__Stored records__
○ ○ ○ ○ ○ ○ ○
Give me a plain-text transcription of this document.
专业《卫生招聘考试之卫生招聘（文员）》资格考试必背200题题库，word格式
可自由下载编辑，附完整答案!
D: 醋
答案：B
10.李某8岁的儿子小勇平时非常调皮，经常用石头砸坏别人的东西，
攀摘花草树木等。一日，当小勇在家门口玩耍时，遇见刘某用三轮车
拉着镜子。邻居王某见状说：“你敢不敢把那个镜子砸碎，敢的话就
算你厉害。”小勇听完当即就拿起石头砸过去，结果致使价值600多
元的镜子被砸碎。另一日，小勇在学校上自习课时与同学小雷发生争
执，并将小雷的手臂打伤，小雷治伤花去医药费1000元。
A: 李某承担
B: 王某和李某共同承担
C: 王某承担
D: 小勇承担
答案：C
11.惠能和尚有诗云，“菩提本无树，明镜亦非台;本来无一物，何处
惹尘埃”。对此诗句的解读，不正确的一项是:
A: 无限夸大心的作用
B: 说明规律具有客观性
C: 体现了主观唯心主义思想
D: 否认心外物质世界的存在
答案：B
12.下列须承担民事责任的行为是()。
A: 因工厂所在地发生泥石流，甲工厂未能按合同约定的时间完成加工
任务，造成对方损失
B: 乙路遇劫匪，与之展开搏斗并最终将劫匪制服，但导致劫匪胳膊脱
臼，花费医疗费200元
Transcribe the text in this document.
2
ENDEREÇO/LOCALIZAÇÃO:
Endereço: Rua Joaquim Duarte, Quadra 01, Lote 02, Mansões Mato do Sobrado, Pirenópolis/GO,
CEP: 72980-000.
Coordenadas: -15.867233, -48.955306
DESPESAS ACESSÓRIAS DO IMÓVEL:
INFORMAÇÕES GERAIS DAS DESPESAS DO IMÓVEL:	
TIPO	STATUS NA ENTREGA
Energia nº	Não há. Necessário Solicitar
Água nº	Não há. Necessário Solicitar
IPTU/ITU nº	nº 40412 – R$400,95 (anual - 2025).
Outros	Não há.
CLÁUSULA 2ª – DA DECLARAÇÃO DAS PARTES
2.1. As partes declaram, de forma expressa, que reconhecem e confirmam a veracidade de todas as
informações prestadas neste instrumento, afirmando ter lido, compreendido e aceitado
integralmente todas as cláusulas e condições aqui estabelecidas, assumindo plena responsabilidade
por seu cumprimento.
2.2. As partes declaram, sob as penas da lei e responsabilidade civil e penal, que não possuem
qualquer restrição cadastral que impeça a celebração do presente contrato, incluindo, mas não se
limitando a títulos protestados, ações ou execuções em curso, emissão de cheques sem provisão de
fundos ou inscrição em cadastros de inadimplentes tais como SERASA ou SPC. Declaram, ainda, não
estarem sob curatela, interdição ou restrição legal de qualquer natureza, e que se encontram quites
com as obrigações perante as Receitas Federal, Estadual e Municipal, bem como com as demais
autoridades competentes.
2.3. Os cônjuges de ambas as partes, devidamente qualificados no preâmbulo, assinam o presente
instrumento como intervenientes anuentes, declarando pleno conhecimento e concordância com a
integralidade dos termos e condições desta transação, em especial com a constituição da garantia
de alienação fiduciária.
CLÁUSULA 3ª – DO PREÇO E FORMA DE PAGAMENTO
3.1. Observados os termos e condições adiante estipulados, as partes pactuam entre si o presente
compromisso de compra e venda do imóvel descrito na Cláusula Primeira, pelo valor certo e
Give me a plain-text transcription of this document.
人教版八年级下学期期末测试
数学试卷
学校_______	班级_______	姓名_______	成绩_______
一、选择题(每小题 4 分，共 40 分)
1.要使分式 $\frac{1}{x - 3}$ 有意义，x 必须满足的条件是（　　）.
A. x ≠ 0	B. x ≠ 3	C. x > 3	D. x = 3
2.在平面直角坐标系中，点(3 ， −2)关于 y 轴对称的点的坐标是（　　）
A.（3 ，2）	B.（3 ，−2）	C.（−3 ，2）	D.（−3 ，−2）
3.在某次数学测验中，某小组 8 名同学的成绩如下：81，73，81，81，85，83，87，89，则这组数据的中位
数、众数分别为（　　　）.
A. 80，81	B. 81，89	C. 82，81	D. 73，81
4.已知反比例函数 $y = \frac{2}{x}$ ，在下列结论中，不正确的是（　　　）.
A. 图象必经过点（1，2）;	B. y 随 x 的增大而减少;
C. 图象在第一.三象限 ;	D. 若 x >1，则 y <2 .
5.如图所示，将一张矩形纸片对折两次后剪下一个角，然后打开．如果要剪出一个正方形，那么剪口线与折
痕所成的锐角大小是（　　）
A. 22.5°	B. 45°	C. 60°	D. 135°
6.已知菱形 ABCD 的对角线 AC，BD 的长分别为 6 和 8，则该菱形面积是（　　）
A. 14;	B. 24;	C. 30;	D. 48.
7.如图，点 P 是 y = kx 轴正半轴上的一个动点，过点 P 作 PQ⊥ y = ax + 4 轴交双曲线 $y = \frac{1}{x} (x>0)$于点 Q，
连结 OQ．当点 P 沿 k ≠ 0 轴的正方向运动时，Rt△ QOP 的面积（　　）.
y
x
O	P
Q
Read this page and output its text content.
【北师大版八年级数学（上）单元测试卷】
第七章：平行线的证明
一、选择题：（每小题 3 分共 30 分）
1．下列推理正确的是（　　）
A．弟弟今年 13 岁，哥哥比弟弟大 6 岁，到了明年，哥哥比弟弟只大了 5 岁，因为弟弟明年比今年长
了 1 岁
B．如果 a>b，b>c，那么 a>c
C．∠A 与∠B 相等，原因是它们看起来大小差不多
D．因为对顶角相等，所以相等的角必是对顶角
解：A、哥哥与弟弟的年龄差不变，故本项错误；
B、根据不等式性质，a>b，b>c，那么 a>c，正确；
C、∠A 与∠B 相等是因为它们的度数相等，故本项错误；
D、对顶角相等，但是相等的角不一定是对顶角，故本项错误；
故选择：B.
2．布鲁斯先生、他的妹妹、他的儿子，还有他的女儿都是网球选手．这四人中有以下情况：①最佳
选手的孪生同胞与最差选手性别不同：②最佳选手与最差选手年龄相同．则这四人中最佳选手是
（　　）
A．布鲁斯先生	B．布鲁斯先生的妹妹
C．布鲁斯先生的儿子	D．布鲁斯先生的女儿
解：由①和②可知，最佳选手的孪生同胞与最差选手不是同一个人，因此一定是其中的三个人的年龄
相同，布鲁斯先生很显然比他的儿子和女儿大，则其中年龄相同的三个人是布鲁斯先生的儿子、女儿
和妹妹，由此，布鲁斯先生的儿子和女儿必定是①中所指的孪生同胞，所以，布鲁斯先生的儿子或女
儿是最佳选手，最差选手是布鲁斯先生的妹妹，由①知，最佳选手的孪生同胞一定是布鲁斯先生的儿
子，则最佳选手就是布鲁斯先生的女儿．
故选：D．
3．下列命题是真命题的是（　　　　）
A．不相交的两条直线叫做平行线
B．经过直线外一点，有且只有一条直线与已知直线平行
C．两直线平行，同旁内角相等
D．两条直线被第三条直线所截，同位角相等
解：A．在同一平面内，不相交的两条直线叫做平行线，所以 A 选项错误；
○ ○ ○ ○ ○ ○ ○
__Aim of the task__
Find the number of lines in which the word "frac" occurs, and write nothing but that number.

__Solved exercise__
3